Gather all lines from the material that contain the word "اصلاح".
○ ○ ○
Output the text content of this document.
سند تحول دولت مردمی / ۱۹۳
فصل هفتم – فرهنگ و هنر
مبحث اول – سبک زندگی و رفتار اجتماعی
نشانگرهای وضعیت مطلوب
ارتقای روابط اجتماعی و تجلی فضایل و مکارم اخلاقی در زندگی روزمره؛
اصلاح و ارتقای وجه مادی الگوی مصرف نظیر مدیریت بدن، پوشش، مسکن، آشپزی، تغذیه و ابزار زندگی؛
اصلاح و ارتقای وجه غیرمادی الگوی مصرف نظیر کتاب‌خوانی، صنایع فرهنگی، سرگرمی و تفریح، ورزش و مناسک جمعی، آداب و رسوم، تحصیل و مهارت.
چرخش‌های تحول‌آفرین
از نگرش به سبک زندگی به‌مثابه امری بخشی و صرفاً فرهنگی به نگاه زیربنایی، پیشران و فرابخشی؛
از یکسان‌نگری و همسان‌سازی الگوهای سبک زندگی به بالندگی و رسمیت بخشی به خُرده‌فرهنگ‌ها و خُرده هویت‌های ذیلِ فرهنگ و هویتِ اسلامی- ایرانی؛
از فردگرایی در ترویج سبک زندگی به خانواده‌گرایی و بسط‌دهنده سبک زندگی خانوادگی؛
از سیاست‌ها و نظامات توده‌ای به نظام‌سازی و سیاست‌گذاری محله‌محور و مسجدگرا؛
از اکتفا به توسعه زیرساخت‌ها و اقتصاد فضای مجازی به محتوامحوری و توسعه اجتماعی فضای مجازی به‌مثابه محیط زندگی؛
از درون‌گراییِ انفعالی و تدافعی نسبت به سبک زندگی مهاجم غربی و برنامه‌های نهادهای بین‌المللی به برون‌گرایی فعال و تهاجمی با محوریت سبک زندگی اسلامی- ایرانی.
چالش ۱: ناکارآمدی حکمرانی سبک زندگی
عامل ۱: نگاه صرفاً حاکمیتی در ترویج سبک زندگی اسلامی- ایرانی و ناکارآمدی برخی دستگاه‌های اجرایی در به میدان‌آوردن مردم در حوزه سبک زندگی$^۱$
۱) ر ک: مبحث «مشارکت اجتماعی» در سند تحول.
○ ○ ○
» **RESPONSE TO THE EXERCISE**
اصلاح و ارتقای وجه مادی الگوی مصرف نظیر مدیریت بدن، پوشش، مسکن، آشپزی، تغذیه و ابزار زندگی؛
اصلاح و ارتقای وجه غیرمادی الگوی مصرف نظیر کتاب‌خوانی، صنایع فرهنگی، سرگرمی و تفریح، ورزش و مناسک جمعی، آداب و رسوم، تحصیل و مهارت.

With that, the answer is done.